• **Trecho fornecido**:
********************
SÃO PAULO - A inflação subiu um pouco mais na segunda quadrissemana de janeiro. O Índice de Preços ao Consumidor (IPC), da Fundação Instituto de Pesquisas Econômicas da USP (Fipe) teve alta de 1,27%. Na quadrissemana anterior, o IPC havia subido 0,78%. Essa aceleração de 0,49 ponto percentual é resultado da correção das tarifas de combustível, dos aumentos das mensalidades escolares e dos reajustes nos preços dos alimentos.
‘‘Com exceção dos combustíveis, os demais fatores de pressão já eram previsíveis’’, ressaltou o economista Heron do Carmo, coordenador da pesquisa. O custo de vida deve subir um pouco mais na próxima quadrissemana e provavelmente deverá atingir o maior porcentual de 1997. Mas, passado o impacto dos aumentos dos preços do álcool e gasolina, a inflação deve recuar até o final do mês. A previsão dos técnicos da Fipe é de uma alta de 1% este mês. ‘‘Acho que deve ficar em 1,2%’’, calcula o economista.
‘‘A partir de fevereiro devemos voltar para uma média mensal abaixo de 0,5%’’, prevê. Até agora, o preço da gasolina já teve reajuste médio de 14,4% e o do álcool 17,9%, segundo a Fipe. Só os combustíveis contribuíram com 0,71% na alta do IPC.
********************
• **Instruções**: Extraia do texto sobre a inflação medida pela Fipe a passagem que começa em "SÃO PAULO - A" e vai até "preços dos alimentos.", incluindo essas palavras.
********************
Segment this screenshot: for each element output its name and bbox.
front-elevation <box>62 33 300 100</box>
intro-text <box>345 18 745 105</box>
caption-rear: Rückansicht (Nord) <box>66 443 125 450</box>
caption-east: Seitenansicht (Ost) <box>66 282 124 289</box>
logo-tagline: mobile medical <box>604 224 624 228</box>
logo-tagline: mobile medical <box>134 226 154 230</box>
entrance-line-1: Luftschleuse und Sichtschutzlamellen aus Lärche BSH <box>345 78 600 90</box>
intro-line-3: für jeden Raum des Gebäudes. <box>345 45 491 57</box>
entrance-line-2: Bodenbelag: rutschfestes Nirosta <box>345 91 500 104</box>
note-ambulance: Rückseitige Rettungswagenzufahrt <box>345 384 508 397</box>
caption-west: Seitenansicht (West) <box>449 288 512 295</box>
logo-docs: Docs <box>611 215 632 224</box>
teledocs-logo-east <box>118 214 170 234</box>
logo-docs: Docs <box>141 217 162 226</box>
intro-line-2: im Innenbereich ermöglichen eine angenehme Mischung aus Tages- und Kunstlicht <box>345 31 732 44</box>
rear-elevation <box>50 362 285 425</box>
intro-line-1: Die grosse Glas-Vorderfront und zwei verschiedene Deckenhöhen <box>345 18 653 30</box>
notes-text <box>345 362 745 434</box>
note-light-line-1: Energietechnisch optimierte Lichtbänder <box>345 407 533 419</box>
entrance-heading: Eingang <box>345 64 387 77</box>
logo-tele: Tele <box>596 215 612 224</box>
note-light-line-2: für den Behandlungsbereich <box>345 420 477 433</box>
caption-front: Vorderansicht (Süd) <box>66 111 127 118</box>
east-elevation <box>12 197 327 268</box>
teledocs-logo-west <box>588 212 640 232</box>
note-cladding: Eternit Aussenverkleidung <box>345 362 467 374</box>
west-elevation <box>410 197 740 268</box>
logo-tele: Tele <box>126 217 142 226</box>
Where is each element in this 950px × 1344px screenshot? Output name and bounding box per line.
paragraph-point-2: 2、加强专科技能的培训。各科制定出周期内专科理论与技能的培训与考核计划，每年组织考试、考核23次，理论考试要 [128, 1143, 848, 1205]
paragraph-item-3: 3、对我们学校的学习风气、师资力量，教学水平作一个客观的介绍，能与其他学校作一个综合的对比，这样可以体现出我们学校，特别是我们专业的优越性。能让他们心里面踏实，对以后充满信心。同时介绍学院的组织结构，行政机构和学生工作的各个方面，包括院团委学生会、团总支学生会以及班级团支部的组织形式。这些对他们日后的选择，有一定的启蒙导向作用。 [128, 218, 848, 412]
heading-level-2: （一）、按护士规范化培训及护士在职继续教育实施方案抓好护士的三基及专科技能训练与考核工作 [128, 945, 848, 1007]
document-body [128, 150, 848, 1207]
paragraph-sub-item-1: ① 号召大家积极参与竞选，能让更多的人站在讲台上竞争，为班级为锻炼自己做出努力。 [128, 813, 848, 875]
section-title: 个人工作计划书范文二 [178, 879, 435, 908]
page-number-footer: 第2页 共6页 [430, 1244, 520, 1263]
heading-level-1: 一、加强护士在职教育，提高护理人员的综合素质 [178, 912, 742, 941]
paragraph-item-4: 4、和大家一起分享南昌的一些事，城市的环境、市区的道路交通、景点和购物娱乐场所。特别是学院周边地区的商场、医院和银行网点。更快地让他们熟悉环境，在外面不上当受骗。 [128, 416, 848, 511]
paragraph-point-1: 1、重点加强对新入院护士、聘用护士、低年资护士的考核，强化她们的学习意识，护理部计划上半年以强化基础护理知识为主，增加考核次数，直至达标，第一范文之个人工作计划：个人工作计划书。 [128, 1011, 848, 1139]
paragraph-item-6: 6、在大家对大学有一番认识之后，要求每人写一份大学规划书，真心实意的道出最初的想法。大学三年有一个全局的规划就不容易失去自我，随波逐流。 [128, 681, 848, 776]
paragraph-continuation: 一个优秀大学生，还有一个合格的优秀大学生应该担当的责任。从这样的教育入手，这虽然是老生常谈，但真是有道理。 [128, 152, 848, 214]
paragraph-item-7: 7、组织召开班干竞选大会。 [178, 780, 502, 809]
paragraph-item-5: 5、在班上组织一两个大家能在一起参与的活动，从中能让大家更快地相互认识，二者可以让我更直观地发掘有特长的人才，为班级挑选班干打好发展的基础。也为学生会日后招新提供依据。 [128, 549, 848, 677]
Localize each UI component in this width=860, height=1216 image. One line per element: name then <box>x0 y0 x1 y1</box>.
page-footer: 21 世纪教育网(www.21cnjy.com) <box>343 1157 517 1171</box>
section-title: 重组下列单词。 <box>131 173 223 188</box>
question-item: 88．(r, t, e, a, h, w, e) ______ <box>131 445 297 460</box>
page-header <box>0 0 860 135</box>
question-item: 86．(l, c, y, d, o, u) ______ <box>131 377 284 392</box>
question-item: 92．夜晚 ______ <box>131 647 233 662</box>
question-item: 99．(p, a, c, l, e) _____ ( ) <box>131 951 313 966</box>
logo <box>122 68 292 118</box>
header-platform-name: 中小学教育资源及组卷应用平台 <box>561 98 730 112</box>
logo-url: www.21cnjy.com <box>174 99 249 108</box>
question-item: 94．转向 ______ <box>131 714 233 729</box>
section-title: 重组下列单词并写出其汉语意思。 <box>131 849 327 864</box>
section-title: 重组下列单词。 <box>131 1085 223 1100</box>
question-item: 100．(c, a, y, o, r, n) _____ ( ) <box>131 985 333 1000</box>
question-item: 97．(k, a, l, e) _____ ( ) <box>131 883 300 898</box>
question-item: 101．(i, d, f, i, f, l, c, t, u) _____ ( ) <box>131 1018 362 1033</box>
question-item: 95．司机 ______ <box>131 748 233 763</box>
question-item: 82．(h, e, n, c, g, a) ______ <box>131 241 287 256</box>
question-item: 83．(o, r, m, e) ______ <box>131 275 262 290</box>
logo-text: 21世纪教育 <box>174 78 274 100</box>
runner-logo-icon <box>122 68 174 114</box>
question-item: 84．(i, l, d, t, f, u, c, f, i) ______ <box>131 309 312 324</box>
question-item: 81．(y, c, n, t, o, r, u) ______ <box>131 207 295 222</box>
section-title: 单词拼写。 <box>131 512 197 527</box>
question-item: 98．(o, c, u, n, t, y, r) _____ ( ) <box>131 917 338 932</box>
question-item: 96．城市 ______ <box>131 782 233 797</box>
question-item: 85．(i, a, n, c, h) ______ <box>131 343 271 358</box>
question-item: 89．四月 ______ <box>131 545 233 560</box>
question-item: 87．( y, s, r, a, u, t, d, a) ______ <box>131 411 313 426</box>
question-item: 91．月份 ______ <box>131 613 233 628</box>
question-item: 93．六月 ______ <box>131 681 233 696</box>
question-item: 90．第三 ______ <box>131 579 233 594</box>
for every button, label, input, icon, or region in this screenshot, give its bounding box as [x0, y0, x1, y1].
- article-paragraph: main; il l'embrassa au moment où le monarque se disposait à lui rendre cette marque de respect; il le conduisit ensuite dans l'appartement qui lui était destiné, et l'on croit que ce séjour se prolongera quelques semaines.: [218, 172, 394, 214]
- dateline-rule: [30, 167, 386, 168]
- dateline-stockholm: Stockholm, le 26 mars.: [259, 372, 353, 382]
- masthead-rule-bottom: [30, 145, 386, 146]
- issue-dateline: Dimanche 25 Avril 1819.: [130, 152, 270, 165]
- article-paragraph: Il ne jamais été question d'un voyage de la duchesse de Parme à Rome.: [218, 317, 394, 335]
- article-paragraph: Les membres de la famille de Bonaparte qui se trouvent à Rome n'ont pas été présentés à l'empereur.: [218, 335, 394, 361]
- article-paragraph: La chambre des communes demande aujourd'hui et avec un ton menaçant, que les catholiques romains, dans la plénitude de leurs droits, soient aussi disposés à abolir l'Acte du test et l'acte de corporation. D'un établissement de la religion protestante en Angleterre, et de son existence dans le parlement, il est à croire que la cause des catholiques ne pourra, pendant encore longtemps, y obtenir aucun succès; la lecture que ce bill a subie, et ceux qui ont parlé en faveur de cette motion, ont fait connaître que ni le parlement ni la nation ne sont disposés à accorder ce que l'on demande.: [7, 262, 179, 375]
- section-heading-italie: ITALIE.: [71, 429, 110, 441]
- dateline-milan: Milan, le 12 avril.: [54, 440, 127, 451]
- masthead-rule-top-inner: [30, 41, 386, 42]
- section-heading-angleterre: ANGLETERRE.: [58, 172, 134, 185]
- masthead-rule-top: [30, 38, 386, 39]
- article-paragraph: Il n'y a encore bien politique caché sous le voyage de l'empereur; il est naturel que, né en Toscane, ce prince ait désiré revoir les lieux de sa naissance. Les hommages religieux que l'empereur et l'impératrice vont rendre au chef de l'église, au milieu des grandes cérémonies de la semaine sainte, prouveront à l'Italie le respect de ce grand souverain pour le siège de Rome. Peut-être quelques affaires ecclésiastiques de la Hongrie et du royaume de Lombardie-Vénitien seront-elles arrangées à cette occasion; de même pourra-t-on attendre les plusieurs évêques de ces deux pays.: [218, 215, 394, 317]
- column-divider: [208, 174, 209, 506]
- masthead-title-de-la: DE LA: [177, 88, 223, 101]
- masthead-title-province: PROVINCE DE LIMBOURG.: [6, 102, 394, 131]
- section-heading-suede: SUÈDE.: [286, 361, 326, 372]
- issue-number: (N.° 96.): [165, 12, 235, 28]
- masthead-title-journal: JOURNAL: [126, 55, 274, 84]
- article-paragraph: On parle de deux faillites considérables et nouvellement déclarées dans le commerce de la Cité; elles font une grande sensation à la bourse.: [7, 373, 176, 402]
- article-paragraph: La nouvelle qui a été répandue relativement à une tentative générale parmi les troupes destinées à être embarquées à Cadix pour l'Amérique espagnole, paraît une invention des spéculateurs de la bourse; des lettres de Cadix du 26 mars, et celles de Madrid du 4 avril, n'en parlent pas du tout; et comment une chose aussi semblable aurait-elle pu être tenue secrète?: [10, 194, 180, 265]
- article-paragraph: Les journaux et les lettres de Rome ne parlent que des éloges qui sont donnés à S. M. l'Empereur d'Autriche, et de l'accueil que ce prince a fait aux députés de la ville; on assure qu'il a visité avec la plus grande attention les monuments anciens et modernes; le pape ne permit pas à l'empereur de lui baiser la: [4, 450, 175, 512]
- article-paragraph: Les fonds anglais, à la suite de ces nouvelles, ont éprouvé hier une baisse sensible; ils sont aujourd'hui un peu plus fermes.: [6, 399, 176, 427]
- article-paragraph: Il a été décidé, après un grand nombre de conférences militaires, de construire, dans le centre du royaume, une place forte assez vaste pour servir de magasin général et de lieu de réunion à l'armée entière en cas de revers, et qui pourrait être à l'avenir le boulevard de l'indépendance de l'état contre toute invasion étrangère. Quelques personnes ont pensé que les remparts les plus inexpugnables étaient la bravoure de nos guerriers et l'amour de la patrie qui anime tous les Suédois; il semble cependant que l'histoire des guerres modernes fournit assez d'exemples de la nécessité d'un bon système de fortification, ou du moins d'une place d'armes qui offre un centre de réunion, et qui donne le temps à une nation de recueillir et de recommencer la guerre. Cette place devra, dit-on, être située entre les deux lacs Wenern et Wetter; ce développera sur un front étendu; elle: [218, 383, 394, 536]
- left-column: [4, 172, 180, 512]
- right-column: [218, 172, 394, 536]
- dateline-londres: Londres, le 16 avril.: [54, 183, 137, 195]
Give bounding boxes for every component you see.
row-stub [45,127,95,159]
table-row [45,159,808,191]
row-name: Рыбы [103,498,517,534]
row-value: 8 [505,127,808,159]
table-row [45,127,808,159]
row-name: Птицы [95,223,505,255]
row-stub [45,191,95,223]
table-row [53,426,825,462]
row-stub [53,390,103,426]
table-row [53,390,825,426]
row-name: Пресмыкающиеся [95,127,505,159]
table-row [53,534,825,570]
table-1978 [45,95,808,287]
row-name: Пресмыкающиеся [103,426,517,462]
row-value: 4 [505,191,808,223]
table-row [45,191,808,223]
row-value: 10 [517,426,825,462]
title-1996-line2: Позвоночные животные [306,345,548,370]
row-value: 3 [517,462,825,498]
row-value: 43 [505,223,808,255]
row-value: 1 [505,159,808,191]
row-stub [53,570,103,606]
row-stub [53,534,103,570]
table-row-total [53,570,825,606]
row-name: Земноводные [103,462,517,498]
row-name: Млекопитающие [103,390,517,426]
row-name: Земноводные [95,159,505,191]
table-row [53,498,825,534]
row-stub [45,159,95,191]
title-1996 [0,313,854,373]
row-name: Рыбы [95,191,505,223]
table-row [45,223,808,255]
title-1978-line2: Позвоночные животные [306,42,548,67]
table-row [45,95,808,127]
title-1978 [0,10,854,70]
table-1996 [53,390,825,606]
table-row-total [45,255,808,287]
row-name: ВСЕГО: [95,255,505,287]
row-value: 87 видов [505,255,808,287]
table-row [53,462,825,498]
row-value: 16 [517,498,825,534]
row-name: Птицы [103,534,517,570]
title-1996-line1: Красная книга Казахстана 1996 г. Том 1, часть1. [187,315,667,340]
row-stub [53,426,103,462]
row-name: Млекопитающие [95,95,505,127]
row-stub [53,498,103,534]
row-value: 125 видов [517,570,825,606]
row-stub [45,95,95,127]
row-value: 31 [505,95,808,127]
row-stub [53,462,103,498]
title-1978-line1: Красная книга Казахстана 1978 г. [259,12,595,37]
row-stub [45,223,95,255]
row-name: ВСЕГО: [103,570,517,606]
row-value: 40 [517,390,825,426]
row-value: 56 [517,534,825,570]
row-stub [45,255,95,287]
********************
• **Resposta**:
SÃO PAULO - A inflação subiu um pouco mais na segunda quadrissemana de janeiro. O Índice de Preços ao Consumidor (IPC), da Fundação Instituto de Pesquisas Econômicas da USP (Fipe) teve alta de 1,27%. Na quadrissemana anterior, o IPC havia subido 0,78%. Essa aceleração de 0,49 ponto percentual é resultado da correção das tarifas de combustível, dos aumentos das mensalidades escolares e dos reajustes nos preços dos alimentos.